# [DATA EXTRACT]
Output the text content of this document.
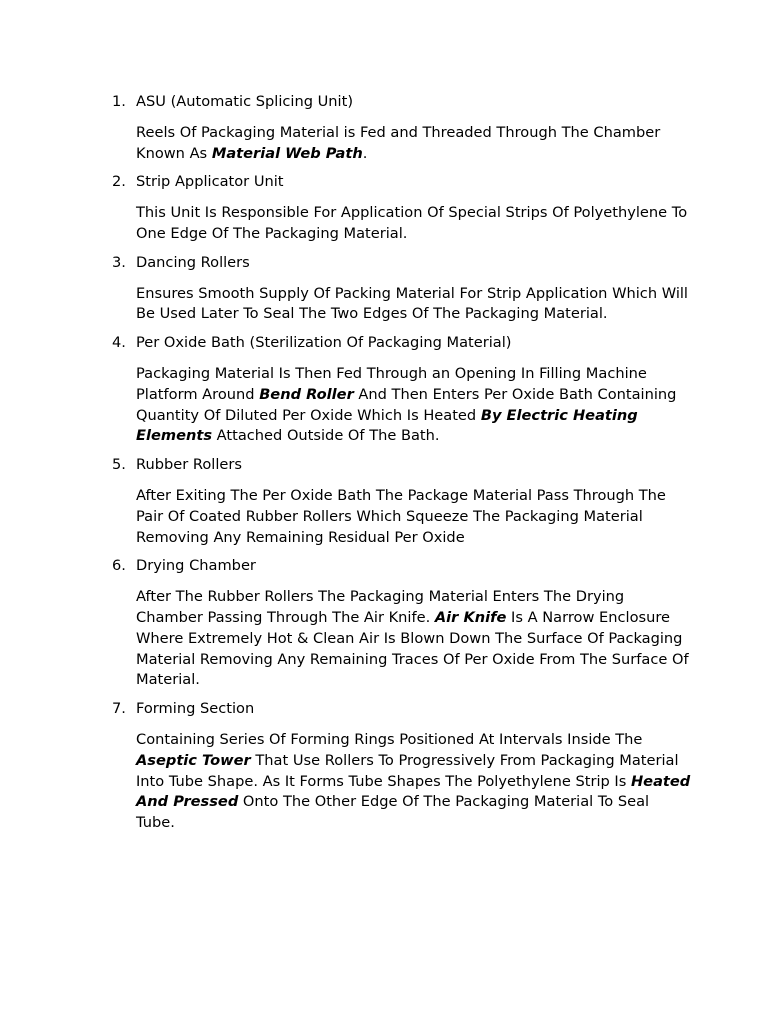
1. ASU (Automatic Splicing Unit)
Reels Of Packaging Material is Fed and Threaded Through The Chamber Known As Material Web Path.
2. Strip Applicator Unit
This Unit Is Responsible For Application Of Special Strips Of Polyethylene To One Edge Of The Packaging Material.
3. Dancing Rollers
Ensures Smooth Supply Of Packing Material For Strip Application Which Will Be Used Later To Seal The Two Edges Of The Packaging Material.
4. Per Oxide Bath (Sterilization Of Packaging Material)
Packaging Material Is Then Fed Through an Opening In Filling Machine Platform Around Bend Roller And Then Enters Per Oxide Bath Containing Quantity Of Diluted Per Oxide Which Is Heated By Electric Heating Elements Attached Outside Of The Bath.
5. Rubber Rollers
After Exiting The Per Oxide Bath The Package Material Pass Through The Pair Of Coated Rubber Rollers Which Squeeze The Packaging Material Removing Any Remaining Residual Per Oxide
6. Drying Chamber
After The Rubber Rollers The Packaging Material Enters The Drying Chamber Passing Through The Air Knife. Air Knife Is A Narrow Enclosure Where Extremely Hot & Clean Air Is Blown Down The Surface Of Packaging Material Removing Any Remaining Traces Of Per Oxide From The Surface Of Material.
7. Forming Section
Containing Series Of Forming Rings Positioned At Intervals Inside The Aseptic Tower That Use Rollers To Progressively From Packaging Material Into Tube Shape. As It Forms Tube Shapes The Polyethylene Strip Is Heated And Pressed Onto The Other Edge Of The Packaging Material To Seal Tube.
==
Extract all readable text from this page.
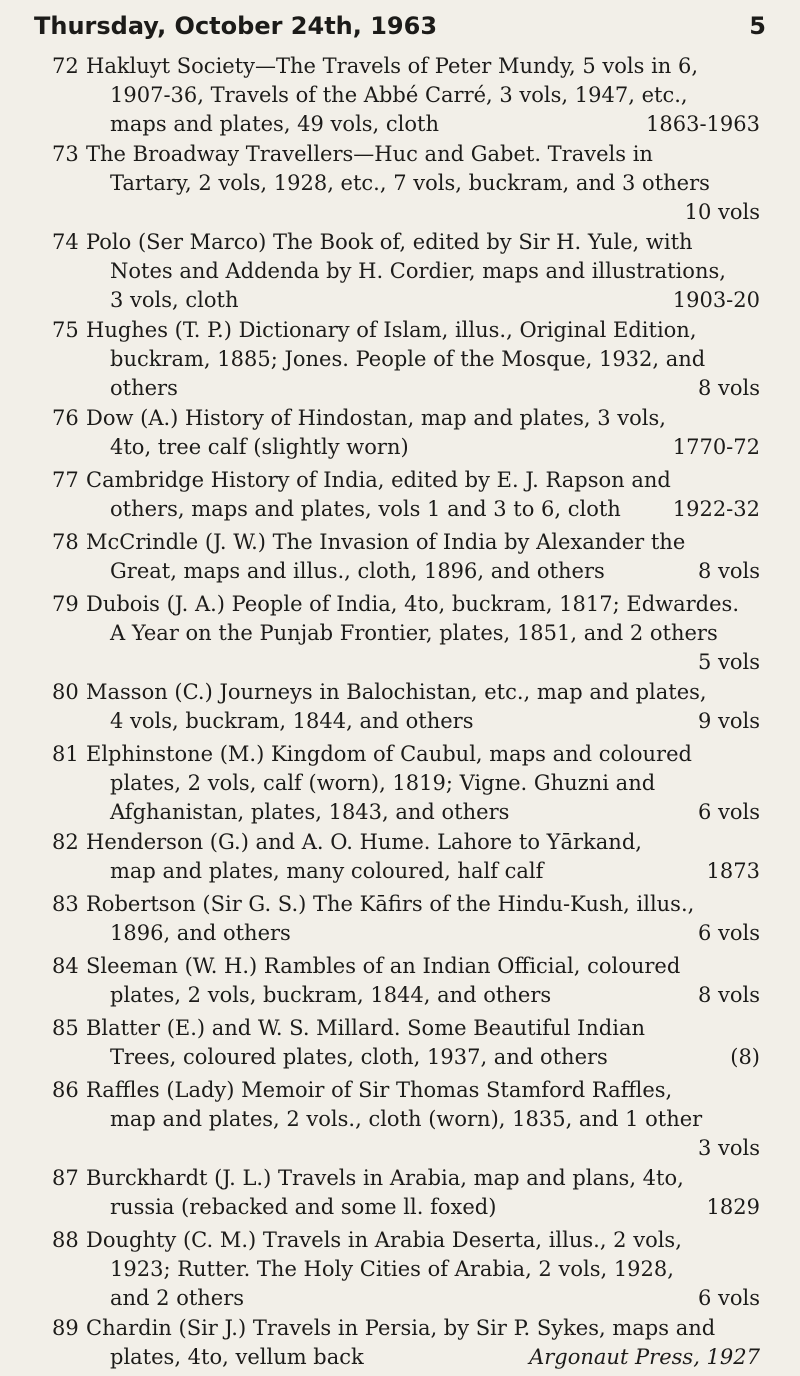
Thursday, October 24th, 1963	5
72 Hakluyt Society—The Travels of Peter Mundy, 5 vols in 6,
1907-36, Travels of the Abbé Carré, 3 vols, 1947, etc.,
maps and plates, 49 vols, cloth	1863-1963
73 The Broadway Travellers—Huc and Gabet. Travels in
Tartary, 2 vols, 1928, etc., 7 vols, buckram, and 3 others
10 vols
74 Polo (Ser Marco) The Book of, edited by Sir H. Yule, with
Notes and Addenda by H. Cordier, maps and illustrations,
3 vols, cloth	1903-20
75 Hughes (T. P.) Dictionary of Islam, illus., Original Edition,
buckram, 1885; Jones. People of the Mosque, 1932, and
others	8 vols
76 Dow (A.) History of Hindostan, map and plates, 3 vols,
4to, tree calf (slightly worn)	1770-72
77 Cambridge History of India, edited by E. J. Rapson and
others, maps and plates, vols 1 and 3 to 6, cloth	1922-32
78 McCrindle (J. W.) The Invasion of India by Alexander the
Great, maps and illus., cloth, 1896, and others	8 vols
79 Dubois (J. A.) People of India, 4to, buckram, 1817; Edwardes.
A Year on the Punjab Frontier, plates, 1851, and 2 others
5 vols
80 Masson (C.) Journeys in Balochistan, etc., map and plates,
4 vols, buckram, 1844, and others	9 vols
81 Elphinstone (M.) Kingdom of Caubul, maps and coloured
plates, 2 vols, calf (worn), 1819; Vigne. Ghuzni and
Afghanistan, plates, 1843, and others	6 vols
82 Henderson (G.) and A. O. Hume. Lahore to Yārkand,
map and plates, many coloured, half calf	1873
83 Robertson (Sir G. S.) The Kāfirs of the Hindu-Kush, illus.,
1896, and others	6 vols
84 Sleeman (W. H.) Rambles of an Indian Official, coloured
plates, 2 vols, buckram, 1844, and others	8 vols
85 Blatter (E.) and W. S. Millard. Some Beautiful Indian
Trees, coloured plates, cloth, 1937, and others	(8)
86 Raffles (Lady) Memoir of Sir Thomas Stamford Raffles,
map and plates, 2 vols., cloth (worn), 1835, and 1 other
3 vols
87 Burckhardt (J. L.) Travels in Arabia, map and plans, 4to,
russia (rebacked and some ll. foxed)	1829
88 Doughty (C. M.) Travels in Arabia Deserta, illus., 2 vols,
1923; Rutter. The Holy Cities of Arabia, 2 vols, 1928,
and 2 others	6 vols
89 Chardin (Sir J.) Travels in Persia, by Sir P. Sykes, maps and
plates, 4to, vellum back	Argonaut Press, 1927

# [EXERCISE AIM]
What is the number of lines that contain "calf"? Reply with that number alone.

# [ANSWER TO THIS TASK]
3